The problem: Find every line in the records that holds the string "Last". Copy each one.

Information shown:

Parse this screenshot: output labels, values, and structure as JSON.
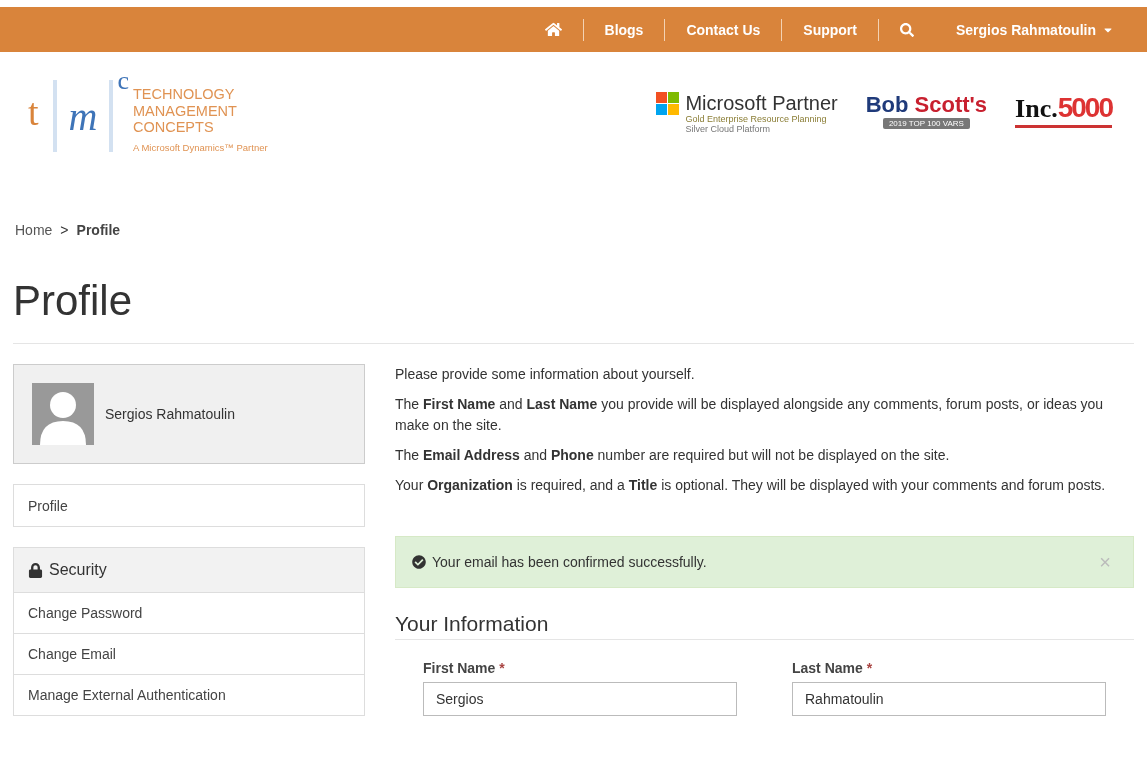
{
  "nav": {
    "links": [
      {
        "kind": "home"
      },
      {
        "kind": "link",
        "label": "Blogs"
      },
      {
        "kind": "link",
        "label": "Contact Us"
      },
      {
        "kind": "link",
        "label": "Support"
      },
      {
        "kind": "search"
      },
      {
        "kind": "user",
        "label": "Sergios Rahmatoulin"
      }
    ]
  },
  "logo": {
    "t": "t",
    "m": "m",
    "c": "c",
    "lines": [
      "TECHNOLOGY",
      "MANAGEMENT",
      "CONCEPTS"
    ],
    "tagline": "A Microsoft Dynamics™ Partner"
  },
  "partners": {
    "microsoft": {
      "name": "Microsoft Partner",
      "gold": "Gold Enterprise Resource Planning",
      "silver": "Silver Cloud Platform"
    },
    "bobscott": {
      "first": "Bob",
      "second": "Scott's",
      "banner": "2019 TOP 100 VARS"
    },
    "inc": {
      "name": "Inc.",
      "number": "5000"
    }
  },
  "breadcrumb": [
    {
      "label": "Home",
      "current": false
    },
    {
      "label": "Profile",
      "current": true
    }
  ],
  "breadcrumb_separator": ">",
  "page_title": "Profile",
  "user_card": {
    "name": "Sergios Rahmatoulin"
  },
  "side_nav": [
    {
      "label": "Profile",
      "selected": false
    }
  ],
  "security": {
    "title": "Security",
    "items": [
      {
        "label": "Change Password"
      },
      {
        "label": "Change Email"
      },
      {
        "label": "Manage External Authentication"
      }
    ]
  },
  "intro": [
    "Please provide some information about yourself.",
    "The **First Name** and **Last Name** you provide will be displayed alongside any comments, forum posts, or ideas you make on the site.",
    "The **Email Address** and **Phone** number are required but will not be displayed on the site.",
    "Your **Organization** is required, and a **Title** is optional. They will be displayed with your comments and forum posts."
  ],
  "alert": {
    "message": "Your email has been confirmed successfully.",
    "close": "×"
  },
  "section_title": "Your Information",
  "fields": [
    {
      "label": "First Name",
      "required_mark": "*",
      "value": "Sergios"
    },
    {
      "label": "Last Name",
      "required_mark": "*",
      "value": "Rahmatoulin"
    }
  ]
}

Solution below:
    "The **First Name** and **Last Name** you provide will be displayed alongside any comments, forum posts, or ideas you make on the site.",
      "label": "Last Name",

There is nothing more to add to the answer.